§ Problem
For the listing below, give the count of lines containing "name", and no other text.

§ Data for this task

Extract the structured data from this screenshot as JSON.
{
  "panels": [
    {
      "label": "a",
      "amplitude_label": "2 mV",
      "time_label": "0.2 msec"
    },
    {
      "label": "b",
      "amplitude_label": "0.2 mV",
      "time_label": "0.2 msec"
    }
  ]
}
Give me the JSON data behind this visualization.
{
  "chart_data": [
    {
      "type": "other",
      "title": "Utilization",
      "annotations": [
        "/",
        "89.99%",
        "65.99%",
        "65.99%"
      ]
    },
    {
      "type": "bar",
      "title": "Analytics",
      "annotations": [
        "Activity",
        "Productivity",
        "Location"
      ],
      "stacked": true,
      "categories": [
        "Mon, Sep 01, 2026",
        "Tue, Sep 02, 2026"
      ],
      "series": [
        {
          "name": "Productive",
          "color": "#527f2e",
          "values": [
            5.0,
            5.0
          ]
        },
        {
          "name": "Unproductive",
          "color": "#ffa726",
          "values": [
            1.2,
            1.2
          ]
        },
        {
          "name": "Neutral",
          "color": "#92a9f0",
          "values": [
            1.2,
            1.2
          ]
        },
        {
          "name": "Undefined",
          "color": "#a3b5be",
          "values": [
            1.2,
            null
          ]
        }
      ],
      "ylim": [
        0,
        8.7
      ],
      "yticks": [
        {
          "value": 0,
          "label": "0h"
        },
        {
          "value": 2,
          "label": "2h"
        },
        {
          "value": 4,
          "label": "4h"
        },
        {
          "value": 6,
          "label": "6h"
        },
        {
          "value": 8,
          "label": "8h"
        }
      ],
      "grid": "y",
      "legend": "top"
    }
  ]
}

§ Task output
4